- THE REQUEST: Write out the listing exactly as it is given.

- PROVIDED MATERIAL:
========================================

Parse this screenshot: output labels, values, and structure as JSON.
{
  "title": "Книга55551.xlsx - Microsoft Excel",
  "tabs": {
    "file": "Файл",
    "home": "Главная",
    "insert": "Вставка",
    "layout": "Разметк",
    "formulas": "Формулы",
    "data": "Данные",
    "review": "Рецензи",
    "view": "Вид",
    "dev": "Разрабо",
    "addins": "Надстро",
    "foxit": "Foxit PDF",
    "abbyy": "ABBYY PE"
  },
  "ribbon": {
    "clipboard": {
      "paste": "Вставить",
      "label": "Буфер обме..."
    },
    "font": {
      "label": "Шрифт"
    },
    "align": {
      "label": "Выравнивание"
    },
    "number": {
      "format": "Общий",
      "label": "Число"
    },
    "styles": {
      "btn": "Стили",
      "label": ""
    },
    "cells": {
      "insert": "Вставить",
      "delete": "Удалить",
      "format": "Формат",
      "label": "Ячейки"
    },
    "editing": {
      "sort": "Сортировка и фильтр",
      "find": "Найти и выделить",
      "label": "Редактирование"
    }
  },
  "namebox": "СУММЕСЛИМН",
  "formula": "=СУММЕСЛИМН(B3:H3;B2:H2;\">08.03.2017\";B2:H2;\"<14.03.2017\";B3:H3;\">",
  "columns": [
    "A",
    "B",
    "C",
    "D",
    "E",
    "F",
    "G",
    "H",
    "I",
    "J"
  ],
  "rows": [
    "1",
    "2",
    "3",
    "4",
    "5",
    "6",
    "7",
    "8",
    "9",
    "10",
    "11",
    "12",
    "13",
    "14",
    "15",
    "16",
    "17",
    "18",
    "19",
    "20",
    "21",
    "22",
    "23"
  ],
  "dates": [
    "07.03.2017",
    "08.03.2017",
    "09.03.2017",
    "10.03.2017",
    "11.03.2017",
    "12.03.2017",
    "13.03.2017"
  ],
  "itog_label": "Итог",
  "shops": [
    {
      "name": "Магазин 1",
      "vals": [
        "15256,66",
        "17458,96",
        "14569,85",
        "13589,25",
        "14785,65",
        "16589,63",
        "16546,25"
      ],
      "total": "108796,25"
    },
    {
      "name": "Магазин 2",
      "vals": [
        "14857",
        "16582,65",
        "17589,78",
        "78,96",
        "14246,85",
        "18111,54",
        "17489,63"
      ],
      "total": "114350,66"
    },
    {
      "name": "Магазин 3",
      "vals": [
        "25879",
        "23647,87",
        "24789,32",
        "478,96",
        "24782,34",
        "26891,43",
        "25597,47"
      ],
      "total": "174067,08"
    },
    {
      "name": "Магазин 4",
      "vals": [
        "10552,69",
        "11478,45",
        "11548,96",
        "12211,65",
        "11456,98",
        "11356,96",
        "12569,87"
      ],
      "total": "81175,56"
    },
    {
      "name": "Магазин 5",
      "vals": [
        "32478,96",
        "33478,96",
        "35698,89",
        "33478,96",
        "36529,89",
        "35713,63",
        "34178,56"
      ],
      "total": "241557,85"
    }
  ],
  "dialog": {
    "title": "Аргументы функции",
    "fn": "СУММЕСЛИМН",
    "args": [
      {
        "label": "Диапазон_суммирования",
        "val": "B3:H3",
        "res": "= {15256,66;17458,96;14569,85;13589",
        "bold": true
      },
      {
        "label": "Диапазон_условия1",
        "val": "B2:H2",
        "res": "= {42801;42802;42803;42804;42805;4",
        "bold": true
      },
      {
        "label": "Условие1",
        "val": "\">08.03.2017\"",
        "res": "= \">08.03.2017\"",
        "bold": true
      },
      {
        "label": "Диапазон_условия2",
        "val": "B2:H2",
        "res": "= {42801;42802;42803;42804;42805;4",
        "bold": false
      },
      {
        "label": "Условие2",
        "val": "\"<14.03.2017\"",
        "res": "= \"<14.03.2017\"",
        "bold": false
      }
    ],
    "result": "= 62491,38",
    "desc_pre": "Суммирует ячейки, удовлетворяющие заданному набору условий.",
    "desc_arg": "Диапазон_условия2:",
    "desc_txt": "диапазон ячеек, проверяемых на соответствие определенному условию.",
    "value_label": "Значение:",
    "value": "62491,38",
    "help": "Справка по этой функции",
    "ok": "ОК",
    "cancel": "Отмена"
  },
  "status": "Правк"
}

========================================

- WORKED SOLUTION:
Parse this screenshot: output labels, values, and structure as JSON.
{
  "title": "Книга55551.xlsx - Microsoft Excel",
  "tabs": {
    "file": "Файл",
    "home": "Главная",
    "insert": "Вставка",
    "layout": "Разметк",
    "formulas": "Формулы",
    "data": "Данные",
    "review": "Рецензи",
    "view": "Вид",
    "dev": "Разрабо",
    "addins": "Надстро",
    "foxit": "Foxit PDF",
    "abbyy": "ABBYY PE"
  },
  "ribbon": {
    "clipboard": {
      "paste": "Вставить",
      "label": "Буфер обме..."
    },
    "font": {
      "label": "Шрифт"
    },
    "align": {
      "label": "Выравнивание"
    },
    "number": {
      "format": "Общий",
      "label": "Число"
    },
    "styles": {
      "btn": "Стили",
      "label": ""
    },
    "cells": {
      "insert": "Вставить",
      "delete": "Удалить",
      "format": "Формат",
      "label": "Ячейки"
    },
    "editing": {
      "sort": "Сортировка и фильтр",
      "find": "Найти и выделить",
      "label": "Редактирование"
    }
  },
  "namebox": "СУММЕСЛИМН",
  "formula": "=СУММЕСЛИМН(B3:H3;B2:H2;\">08.03.2017\";B2:H2;\"<14.03.2017\";B3:H3;\">",
  "columns": [
    "A",
    "B",
    "C",
    "D",
    "E",
    "F",
    "G",
    "H",
    "I",
    "J"
  ],
  "rows": [
    "1",
    "2",
    "3",
    "4",
    "5",
    "6",
    "7",
    "8",
    "9",
    "10",
    "11",
    "12",
    "13",
    "14",
    "15",
    "16",
    "17",
    "18",
    "19",
    "20",
    "21",
    "22",
    "23"
  ],
  "dates": [
    "07.03.2017",
    "08.03.2017",
    "09.03.2017",
    "10.03.2017",
    "11.03.2017",
    "12.03.2017",
    "13.03.2017"
  ],
  "itog_label": "Итог",
  "shops": [
    {
      "name": "Магазин 1",
      "vals": [
        "15256,66",
        "17458,96",
        "14569,85",
        "13589,25",
        "14785,65",
        "16589,63",
        "16546,25"
      ],
      "total": "108796,25"
    },
    {
      "name": "Магазин 2",
      "vals": [
        "14857",
        "16582,65",
        "17589,78",
        "78,96",
        "14246,85",
        "18111,54",
        "17489,63"
      ],
      "total": "114350,66"
    },
    {
      "name": "Магазин 3",
      "vals": [
        "25879",
        "23647,87",
        "24789,32",
        "478,96",
        "24782,34",
        "26891,43",
        "25597,47"
      ],
      "total": "174067,08"
    },
    {
      "name": "Магазин 4",
      "vals": [
        "10552,69",
        "11478,45",
        "11548,96",
        "12211,65",
        "11456,98",
        "11356,96",
        "12569,87"
      ],
      "total": "81175,56"
    },
    {
      "name": "Магазин 5",
      "vals": [
        "32478,96",
        "33478,96",
        "35698,89",
        "33478,96",
        "36529,89",
        "35713,63",
        "34178,56"
      ],
      "total": "241557,85"
    }
  ],
  "dialog": {
    "title": "Аргументы функции",
    "fn": "СУММЕСЛИМН",
    "args": [
      {
        "label": "Диапазон_суммирования",
        "val": "B3:H3",
        "res": "= {15256,66;17458,96;14569,85;13589",
        "bold": true
      },
      {
        "label": "Диапазон_условия1",
        "val": "B2:H2",
        "res": "= {42801;42802;42803;42804;42805;4",
        "bold": true
      },
      {
        "label": "Условие1",
        "val": "\">08.03.2017\"",
        "res": "= \">08.03.2017\"",
        "bold": true
      },
      {
        "label": "Диапазон_условия2",
        "val": "B2:H2",
        "res": "= {42801;42802;42803;42804;42805;4",
        "bold": false
      },
      {
        "label": "Условие2",
        "val": "\"<14.03.2017\"",
        "res": "= \"<14.03.2017\"",
        "bold": false
      }
    ],
    "result": "= 62491,38",
    "desc_pre": "Суммирует ячейки, удовлетворяющие заданному набору условий.",
    "desc_arg": "Диапазон_условия2:",
    "desc_txt": "диапазон ячеек, проверяемых на соответствие определенному условию.",
    "value_label": "Значение:",
    "value": "62491,38",
    "help": "Справка по этой функции",
    "ok": "ОК",
    "cancel": "Отмена"
  },
  "status": "Правк"
}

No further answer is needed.